» Task requirements
Look for the string "Regeln" in the lines and copy each line that has it.

» Record set

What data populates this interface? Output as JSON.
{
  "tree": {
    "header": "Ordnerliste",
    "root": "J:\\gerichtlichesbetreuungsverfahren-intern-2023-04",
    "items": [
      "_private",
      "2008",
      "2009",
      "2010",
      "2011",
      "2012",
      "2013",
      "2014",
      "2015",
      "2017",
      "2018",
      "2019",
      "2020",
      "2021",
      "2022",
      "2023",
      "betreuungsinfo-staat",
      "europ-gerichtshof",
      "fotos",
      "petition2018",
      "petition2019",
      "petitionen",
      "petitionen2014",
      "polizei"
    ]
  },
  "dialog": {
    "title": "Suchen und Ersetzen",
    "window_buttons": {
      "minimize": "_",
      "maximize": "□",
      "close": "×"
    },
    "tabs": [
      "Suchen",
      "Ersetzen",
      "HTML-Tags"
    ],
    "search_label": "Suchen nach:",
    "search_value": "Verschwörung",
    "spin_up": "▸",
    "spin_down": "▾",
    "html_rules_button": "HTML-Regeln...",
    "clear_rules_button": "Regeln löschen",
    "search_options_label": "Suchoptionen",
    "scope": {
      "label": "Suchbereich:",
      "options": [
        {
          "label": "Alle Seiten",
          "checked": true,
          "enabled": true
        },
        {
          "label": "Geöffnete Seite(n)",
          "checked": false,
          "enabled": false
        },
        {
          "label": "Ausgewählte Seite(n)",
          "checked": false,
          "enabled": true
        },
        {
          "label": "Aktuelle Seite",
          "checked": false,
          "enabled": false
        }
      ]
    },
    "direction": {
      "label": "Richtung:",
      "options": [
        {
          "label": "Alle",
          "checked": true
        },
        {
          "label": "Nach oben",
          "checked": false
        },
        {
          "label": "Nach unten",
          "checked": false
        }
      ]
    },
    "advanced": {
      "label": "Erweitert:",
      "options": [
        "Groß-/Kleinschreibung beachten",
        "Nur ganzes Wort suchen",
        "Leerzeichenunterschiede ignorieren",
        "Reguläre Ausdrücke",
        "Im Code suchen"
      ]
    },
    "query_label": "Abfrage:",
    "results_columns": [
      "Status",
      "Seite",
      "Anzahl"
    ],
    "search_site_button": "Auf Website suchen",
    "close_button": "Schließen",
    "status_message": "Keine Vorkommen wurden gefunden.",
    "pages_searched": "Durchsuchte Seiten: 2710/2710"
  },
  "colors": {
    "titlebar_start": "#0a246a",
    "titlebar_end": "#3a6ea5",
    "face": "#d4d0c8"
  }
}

» Answer
    "html_rules_button": "HTML-Regeln...",
    "clear_rules_button": "Regeln löschen",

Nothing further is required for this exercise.